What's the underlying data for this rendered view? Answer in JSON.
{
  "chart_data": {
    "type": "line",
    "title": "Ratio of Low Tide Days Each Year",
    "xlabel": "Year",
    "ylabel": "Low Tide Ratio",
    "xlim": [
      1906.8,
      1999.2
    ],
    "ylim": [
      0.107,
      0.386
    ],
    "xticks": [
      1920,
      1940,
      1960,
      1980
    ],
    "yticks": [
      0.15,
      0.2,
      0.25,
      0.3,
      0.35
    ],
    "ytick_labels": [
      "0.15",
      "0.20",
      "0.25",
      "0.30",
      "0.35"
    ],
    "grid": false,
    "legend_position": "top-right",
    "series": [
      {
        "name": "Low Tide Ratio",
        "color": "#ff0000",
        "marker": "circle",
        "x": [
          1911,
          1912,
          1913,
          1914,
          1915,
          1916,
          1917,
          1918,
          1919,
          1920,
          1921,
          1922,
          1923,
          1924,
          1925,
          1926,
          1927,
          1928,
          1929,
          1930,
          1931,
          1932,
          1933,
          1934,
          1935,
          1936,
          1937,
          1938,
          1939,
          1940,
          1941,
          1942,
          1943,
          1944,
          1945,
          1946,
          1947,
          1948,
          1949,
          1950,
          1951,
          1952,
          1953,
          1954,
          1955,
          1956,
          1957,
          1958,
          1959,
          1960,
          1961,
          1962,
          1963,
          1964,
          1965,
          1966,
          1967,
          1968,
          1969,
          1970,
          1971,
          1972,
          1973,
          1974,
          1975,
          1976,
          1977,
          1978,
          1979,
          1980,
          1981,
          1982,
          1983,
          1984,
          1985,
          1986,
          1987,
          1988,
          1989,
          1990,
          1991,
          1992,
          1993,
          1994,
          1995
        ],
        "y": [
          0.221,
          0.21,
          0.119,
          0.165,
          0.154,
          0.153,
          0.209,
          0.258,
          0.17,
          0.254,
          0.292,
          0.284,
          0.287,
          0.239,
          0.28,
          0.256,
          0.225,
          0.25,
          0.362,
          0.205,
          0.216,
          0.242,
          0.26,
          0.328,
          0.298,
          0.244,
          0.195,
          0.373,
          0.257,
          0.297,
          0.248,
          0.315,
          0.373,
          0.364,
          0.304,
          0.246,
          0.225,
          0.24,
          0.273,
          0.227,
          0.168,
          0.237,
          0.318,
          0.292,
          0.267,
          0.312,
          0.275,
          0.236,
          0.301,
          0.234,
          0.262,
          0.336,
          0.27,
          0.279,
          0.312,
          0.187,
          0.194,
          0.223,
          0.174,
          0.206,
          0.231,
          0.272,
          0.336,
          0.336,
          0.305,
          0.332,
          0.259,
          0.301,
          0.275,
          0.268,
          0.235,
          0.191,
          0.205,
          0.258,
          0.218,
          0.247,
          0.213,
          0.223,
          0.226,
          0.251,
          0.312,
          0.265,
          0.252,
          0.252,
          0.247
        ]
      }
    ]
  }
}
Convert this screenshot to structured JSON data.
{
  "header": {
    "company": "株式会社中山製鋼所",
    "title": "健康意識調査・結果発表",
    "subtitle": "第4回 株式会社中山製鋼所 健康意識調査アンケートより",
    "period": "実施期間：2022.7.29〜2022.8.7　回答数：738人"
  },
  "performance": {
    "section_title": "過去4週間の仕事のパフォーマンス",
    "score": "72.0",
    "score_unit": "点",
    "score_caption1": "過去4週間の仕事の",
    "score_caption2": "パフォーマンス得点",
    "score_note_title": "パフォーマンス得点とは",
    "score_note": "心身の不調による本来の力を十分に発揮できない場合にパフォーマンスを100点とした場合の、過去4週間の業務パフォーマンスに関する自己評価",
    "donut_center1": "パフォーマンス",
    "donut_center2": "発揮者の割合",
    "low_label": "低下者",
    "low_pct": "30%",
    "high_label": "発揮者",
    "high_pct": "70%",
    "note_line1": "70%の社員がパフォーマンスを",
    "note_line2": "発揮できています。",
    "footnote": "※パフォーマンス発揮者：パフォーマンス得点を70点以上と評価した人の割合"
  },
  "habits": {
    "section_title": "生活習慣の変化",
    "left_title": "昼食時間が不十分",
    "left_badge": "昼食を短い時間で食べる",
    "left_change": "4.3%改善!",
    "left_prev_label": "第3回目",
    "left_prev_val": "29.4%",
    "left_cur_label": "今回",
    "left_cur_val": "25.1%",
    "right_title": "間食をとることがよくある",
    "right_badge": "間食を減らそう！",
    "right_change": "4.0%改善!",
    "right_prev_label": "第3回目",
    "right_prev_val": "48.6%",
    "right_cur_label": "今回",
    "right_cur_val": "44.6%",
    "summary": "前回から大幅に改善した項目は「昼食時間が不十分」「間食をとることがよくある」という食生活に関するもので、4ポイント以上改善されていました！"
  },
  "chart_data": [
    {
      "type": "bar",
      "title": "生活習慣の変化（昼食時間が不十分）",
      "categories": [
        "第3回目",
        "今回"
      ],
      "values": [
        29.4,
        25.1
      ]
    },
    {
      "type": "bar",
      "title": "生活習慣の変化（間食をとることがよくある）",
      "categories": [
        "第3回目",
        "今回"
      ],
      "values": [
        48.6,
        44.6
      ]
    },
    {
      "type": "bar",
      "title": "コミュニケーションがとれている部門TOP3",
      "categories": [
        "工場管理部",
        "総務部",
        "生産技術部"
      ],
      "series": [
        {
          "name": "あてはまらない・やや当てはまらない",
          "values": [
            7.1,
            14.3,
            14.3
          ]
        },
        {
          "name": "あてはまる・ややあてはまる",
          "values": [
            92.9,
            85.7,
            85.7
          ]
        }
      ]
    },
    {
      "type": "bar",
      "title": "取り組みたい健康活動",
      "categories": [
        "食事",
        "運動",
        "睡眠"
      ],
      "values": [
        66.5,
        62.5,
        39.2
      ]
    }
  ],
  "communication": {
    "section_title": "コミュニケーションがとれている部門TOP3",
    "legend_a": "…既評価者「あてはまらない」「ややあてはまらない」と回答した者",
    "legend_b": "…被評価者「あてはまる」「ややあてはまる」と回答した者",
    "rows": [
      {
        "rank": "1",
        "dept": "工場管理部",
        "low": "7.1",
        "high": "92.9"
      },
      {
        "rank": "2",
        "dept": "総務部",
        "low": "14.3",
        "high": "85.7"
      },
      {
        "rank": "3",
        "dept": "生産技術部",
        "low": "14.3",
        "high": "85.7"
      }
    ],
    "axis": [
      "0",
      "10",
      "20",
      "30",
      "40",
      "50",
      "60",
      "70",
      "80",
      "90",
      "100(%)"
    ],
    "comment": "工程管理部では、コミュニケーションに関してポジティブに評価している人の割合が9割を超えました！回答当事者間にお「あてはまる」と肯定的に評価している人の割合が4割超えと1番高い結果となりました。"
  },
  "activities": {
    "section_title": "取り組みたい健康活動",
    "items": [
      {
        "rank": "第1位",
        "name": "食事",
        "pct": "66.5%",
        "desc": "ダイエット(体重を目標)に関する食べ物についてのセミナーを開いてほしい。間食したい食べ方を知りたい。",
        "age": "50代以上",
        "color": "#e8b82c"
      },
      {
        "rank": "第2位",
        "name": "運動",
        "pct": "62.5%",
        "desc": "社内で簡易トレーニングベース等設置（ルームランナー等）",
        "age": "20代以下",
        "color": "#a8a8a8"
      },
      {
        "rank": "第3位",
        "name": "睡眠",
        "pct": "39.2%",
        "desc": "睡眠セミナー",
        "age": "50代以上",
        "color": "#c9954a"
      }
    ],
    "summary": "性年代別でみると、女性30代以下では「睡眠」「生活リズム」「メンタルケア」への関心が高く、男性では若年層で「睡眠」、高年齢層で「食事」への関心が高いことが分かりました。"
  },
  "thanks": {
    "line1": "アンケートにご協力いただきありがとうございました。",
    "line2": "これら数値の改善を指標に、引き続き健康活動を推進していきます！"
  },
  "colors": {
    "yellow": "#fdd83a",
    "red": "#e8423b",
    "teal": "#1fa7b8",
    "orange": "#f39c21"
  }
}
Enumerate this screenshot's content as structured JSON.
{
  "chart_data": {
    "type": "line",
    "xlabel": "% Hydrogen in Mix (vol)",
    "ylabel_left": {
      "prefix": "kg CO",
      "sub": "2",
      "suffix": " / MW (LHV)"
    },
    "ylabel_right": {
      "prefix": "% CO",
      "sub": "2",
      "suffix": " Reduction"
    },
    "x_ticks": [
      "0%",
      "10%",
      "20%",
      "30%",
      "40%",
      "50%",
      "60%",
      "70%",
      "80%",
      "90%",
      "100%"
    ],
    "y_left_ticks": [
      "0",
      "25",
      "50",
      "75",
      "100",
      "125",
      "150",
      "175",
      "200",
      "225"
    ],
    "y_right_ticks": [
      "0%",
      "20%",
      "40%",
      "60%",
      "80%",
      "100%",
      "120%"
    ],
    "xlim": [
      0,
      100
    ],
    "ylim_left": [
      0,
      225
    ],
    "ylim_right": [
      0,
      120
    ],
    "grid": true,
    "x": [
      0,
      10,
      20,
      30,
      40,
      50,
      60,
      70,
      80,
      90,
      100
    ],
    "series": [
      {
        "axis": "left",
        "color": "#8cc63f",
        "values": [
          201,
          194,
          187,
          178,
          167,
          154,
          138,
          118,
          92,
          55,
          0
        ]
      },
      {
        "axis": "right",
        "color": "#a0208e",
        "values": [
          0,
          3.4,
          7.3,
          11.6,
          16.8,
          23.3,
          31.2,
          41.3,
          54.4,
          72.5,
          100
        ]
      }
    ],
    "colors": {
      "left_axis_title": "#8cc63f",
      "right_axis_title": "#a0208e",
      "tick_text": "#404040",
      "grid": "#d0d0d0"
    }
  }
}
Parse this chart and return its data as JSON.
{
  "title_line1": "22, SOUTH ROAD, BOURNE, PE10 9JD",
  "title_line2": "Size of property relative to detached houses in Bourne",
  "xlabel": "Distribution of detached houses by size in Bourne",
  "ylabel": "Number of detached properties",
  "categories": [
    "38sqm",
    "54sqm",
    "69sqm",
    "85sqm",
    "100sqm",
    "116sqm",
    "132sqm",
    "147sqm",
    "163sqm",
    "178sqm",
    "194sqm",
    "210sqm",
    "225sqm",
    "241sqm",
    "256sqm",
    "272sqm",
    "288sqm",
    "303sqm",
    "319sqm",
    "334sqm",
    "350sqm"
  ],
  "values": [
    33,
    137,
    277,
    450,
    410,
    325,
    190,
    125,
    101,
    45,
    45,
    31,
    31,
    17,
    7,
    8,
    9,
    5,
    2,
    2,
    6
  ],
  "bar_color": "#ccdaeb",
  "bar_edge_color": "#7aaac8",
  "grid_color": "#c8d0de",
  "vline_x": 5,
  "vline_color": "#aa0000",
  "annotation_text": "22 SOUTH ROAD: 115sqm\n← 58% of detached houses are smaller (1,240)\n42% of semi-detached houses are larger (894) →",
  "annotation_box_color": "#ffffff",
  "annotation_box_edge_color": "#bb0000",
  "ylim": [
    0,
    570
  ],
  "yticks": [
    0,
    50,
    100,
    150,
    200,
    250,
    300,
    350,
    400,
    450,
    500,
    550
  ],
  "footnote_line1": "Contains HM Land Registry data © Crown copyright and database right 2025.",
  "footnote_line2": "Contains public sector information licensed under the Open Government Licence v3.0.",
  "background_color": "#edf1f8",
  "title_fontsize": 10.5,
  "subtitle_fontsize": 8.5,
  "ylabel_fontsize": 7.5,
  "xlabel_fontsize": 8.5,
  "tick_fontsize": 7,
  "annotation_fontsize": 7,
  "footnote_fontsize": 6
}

++++++++++++++++++++

Look through the material above and work out how many of its lines contain "name". State the number only.

6